▶ **Goal**: From the line containing "Decode this image" through the last line of the entries below, repeat each line word for word and leave out the rest.

▶ **Provided material**:
------------------------------------------------------------------------

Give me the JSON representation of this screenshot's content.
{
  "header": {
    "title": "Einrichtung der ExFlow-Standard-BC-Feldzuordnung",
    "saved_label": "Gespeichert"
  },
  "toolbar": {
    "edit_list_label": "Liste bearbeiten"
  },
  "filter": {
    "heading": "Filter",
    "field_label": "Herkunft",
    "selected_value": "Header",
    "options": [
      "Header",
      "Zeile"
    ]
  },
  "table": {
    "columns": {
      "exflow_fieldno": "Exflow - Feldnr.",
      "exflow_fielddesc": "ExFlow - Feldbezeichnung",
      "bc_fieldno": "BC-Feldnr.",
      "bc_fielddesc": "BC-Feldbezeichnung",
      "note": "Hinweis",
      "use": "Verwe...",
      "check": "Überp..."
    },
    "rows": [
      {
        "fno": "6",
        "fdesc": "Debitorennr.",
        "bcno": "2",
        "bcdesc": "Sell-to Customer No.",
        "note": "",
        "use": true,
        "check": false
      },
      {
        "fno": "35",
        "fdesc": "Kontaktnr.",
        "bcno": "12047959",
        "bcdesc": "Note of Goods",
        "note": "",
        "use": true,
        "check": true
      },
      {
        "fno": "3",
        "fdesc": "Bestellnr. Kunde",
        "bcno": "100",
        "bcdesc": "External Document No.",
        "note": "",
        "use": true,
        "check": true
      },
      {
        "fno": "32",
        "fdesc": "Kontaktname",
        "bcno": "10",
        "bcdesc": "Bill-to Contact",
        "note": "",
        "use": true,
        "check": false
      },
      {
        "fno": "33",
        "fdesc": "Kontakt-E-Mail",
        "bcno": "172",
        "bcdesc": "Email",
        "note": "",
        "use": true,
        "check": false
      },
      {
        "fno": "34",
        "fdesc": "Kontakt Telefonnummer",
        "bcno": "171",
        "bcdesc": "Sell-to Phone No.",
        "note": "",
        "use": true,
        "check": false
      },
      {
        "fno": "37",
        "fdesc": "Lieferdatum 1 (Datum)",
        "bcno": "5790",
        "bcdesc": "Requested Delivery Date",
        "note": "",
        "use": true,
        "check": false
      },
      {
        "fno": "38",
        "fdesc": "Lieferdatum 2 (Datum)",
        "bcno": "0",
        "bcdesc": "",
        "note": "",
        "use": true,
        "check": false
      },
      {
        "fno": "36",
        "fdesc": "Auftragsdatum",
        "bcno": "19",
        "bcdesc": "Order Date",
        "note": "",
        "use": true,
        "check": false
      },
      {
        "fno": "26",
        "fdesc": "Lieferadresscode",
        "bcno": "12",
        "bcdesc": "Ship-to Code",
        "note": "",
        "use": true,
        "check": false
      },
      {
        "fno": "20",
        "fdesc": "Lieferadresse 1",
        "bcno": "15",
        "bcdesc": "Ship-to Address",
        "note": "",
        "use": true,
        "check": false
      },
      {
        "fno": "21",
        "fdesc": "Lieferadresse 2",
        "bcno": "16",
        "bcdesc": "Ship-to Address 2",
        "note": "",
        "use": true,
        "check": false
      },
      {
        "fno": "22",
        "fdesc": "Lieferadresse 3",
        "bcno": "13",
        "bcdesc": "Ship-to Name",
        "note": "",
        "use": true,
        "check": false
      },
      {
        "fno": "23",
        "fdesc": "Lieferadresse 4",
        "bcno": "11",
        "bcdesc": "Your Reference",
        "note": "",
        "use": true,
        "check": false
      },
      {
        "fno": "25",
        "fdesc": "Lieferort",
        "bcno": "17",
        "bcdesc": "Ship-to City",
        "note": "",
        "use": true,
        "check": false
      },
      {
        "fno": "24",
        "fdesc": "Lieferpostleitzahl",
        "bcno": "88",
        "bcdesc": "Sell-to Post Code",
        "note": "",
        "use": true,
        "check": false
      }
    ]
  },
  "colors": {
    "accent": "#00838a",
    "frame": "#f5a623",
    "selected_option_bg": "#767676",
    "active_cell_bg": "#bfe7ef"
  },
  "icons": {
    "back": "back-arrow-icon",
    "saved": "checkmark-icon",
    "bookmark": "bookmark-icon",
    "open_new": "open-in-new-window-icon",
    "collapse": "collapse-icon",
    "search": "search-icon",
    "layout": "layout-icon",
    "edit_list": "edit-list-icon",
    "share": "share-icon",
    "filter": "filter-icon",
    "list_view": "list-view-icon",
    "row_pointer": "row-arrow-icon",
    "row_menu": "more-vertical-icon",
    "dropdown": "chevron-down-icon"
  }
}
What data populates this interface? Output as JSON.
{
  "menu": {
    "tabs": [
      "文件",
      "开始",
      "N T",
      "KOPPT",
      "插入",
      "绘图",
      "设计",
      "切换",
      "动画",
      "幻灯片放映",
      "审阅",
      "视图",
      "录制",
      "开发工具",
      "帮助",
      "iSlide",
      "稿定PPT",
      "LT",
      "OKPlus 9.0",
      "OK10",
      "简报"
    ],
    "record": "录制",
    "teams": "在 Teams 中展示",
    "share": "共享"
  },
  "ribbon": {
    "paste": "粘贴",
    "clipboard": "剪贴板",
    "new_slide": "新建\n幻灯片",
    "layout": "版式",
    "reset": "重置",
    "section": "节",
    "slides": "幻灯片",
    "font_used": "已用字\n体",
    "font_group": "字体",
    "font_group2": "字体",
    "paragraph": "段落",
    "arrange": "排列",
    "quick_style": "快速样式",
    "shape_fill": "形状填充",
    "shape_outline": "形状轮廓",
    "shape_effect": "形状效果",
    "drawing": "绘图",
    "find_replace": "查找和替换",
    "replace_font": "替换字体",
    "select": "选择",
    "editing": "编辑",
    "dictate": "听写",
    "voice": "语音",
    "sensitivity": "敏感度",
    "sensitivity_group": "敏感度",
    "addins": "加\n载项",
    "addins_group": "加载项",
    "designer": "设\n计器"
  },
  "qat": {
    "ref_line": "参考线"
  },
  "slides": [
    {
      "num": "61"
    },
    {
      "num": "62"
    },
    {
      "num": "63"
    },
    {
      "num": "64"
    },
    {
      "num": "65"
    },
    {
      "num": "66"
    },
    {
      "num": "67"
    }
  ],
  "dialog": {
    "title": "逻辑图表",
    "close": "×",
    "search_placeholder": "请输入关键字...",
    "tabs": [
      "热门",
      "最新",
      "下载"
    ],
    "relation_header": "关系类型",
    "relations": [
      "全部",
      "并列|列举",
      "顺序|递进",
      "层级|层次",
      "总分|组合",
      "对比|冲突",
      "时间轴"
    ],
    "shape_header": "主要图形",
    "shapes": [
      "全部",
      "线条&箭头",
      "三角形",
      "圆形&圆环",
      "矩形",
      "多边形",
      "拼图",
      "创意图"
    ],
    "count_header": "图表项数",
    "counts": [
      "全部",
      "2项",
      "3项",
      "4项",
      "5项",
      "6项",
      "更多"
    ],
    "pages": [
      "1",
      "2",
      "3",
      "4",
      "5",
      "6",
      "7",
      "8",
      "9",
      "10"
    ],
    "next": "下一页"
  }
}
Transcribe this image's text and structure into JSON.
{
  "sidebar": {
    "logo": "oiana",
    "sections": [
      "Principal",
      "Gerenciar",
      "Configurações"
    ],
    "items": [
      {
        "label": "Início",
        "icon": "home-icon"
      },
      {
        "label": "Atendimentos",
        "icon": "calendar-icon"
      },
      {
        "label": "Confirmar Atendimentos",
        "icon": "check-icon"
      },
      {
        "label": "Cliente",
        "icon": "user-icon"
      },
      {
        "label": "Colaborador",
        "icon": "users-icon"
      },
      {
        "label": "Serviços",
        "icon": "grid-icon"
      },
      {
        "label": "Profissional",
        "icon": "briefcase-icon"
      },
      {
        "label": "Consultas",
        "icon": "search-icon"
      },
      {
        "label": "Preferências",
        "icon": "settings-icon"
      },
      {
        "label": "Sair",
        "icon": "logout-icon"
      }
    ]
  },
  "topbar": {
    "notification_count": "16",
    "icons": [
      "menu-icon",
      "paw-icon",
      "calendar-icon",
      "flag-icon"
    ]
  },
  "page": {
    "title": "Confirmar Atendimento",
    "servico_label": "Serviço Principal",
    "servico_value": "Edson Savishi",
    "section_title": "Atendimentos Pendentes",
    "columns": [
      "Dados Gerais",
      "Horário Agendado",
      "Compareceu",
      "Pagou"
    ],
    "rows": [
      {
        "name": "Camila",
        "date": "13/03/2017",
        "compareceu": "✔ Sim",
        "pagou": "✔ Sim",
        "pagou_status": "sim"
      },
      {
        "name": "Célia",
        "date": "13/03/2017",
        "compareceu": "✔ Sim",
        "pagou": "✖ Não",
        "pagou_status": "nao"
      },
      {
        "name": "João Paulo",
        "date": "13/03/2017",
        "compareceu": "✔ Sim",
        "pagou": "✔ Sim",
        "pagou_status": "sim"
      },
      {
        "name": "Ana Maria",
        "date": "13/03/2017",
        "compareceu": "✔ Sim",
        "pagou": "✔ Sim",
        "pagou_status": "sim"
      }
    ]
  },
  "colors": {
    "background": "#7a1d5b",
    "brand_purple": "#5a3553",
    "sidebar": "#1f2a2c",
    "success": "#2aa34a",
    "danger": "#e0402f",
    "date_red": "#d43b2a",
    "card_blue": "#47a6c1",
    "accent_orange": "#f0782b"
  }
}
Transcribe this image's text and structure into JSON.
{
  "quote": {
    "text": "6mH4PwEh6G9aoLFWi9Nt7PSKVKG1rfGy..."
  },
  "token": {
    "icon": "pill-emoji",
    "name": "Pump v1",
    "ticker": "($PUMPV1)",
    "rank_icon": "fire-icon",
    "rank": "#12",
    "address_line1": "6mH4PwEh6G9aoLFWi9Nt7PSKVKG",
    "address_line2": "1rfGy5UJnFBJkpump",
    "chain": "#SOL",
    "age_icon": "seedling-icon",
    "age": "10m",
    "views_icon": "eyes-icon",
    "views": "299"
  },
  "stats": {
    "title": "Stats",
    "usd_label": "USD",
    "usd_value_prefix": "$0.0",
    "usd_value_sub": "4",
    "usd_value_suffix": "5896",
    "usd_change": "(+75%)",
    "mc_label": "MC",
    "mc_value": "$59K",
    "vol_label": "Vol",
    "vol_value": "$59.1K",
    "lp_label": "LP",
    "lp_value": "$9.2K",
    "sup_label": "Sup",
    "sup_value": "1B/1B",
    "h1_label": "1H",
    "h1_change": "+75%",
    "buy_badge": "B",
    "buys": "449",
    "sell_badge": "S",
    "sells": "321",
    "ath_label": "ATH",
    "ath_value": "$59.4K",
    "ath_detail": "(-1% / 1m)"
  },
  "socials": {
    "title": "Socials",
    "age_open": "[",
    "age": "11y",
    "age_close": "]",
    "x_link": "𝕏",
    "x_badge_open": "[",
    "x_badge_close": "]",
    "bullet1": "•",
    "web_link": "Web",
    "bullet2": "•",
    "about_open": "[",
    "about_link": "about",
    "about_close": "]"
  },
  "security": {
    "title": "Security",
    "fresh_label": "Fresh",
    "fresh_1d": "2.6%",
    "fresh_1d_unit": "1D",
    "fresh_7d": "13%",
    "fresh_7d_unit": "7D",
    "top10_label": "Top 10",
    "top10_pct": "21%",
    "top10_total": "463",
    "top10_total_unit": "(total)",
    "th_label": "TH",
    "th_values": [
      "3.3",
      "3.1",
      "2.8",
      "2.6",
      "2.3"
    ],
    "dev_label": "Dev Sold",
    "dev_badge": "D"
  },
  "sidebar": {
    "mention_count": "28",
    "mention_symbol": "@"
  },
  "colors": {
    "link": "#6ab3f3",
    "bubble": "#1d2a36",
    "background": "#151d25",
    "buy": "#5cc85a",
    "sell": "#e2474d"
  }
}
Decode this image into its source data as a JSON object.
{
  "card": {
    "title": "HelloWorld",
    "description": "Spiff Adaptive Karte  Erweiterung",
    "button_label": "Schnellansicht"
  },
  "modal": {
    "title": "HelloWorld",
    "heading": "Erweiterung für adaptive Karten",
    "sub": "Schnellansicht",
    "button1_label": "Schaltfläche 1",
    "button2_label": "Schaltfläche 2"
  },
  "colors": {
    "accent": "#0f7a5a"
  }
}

------------------------------------------------------------------------

▶ **Output**:
Decode this image into its source data as a JSON object.
{
  "card": {
    "title": "HelloWorld",
    "description": "Spiff Adaptive Karte  Erweiterung",
    "button_label": "Schnellansicht"
  },
  "modal": {
    "title": "HelloWorld",
    "heading": "Erweiterung für adaptive Karten",
    "sub": "Schnellansicht",
    "button1_label": "Schaltfläche 1",
    "button2_label": "Schaltfläche 2"
  },
  "colors": {
    "accent": "#0f7a5a"
  }
}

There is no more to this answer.